- _Task to complete_
Output all the data exactly. Pictures do not belong in the copy.

- _Given data_
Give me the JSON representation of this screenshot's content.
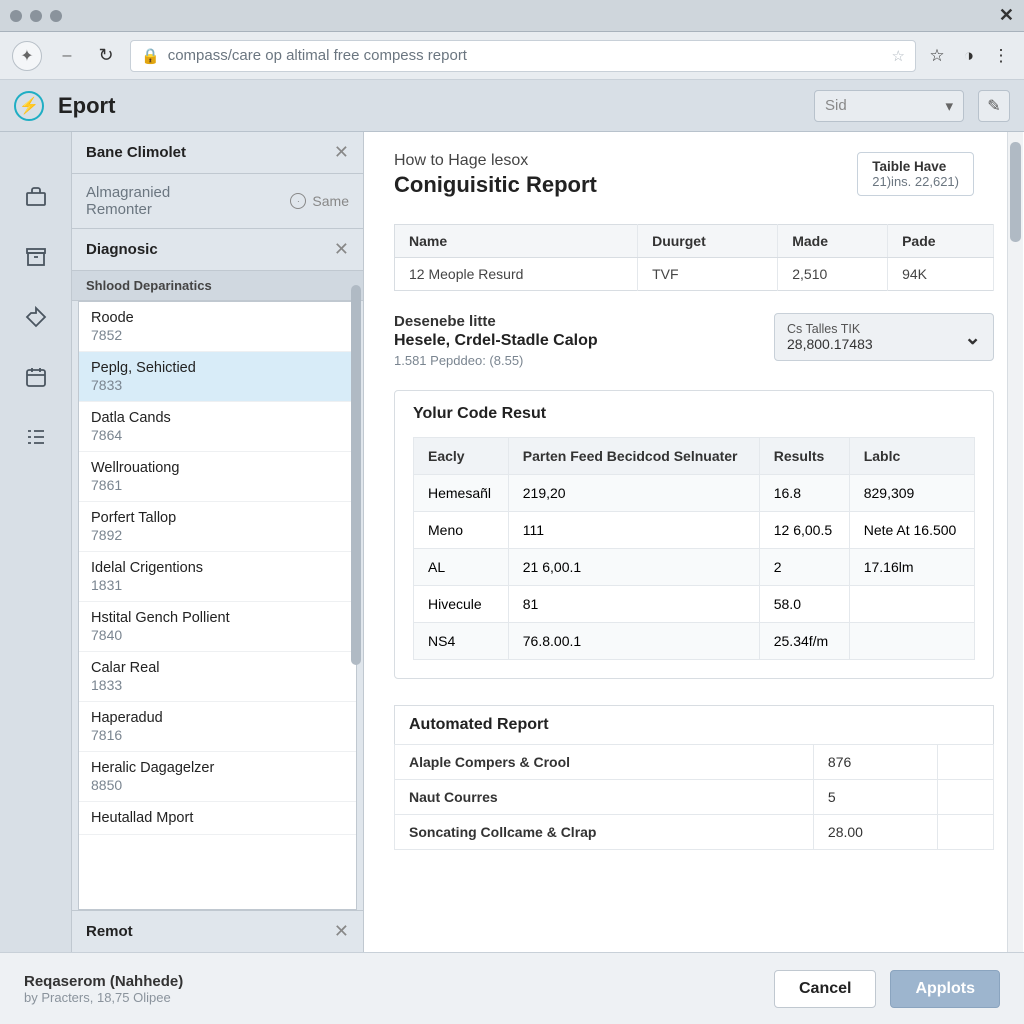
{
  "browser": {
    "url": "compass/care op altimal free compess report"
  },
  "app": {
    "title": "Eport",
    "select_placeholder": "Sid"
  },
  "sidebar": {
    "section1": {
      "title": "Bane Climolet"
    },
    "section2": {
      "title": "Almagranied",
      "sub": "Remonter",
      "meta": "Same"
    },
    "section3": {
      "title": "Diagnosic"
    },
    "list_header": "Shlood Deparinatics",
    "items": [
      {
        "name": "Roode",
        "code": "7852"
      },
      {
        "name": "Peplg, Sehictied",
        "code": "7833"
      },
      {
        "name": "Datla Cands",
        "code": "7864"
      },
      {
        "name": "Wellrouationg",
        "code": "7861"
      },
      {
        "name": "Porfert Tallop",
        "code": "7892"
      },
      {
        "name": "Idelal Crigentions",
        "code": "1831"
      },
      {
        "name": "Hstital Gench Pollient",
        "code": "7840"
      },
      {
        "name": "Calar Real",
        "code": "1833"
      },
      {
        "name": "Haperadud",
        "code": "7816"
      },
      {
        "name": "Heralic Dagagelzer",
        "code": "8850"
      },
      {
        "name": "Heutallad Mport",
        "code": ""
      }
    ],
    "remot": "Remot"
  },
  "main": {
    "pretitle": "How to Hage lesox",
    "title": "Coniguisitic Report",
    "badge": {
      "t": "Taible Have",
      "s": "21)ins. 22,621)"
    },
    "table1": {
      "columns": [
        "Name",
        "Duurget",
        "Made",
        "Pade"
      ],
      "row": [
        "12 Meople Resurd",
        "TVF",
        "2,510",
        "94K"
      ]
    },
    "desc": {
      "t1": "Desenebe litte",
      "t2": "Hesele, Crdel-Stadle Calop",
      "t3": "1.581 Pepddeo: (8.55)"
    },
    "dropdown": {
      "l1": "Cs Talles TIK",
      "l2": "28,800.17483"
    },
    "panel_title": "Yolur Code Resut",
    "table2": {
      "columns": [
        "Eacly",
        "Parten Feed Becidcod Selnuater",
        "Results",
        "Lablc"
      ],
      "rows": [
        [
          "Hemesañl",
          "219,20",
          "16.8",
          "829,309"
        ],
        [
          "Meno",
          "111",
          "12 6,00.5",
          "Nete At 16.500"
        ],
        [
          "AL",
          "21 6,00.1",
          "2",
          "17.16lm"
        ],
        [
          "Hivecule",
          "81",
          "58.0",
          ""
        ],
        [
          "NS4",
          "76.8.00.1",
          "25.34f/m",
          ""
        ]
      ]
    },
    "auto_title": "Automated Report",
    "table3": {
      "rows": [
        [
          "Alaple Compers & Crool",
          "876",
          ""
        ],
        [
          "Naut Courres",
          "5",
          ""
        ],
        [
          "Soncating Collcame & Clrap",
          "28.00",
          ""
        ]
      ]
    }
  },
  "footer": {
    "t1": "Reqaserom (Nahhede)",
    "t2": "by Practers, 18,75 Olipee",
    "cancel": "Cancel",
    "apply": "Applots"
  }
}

- _Output_
Give me the JSON representation of this screenshot's content.
{
  "browser": {
    "url": "compass/care op altimal free compess report"
  },
  "app": {
    "title": "Eport",
    "select_placeholder": "Sid"
  },
  "sidebar": {
    "section1": {
      "title": "Bane Climolet"
    },
    "section2": {
      "title": "Almagranied",
      "sub": "Remonter",
      "meta": "Same"
    },
    "section3": {
      "title": "Diagnosic"
    },
    "list_header": "Shlood Deparinatics",
    "items": [
      {
        "name": "Roode",
        "code": "7852"
      },
      {
        "name": "Peplg, Sehictied",
        "code": "7833"
      },
      {
        "name": "Datla Cands",
        "code": "7864"
      },
      {
        "name": "Wellrouationg",
        "code": "7861"
      },
      {
        "name": "Porfert Tallop",
        "code": "7892"
      },
      {
        "name": "Idelal Crigentions",
        "code": "1831"
      },
      {
        "name": "Hstital Gench Pollient",
        "code": "7840"
      },
      {
        "name": "Calar Real",
        "code": "1833"
      },
      {
        "name": "Haperadud",
        "code": "7816"
      },
      {
        "name": "Heralic Dagagelzer",
        "code": "8850"
      },
      {
        "name": "Heutallad Mport",
        "code": ""
      }
    ],
    "remot": "Remot"
  },
  "main": {
    "pretitle": "How to Hage lesox",
    "title": "Coniguisitic Report",
    "badge": {
      "t": "Taible Have",
      "s": "21)ins. 22,621)"
    },
    "table1": {
      "columns": [
        "Name",
        "Duurget",
        "Made",
        "Pade"
      ],
      "row": [
        "12 Meople Resurd",
        "TVF",
        "2,510",
        "94K"
      ]
    },
    "desc": {
      "t1": "Desenebe litte",
      "t2": "Hesele, Crdel-Stadle Calop",
      "t3": "1.581 Pepddeo: (8.55)"
    },
    "dropdown": {
      "l1": "Cs Talles TIK",
      "l2": "28,800.17483"
    },
    "panel_title": "Yolur Code Resut",
    "table2": {
      "columns": [
        "Eacly",
        "Parten Feed Becidcod Selnuater",
        "Results",
        "Lablc"
      ],
      "rows": [
        [
          "Hemesañl",
          "219,20",
          "16.8",
          "829,309"
        ],
        [
          "Meno",
          "111",
          "12 6,00.5",
          "Nete At 16.500"
        ],
        [
          "AL",
          "21 6,00.1",
          "2",
          "17.16lm"
        ],
        [
          "Hivecule",
          "81",
          "58.0",
          ""
        ],
        [
          "NS4",
          "76.8.00.1",
          "25.34f/m",
          ""
        ]
      ]
    },
    "auto_title": "Automated Report",
    "table3": {
      "rows": [
        [
          "Alaple Compers & Crool",
          "876",
          ""
        ],
        [
          "Naut Courres",
          "5",
          ""
        ],
        [
          "Soncating Collcame & Clrap",
          "28.00",
          ""
        ]
      ]
    }
  },
  "footer": {
    "t1": "Reqaserom (Nahhede)",
    "t2": "by Practers, 18,75 Olipee",
    "cancel": "Cancel",
    "apply": "Applots"
  }
}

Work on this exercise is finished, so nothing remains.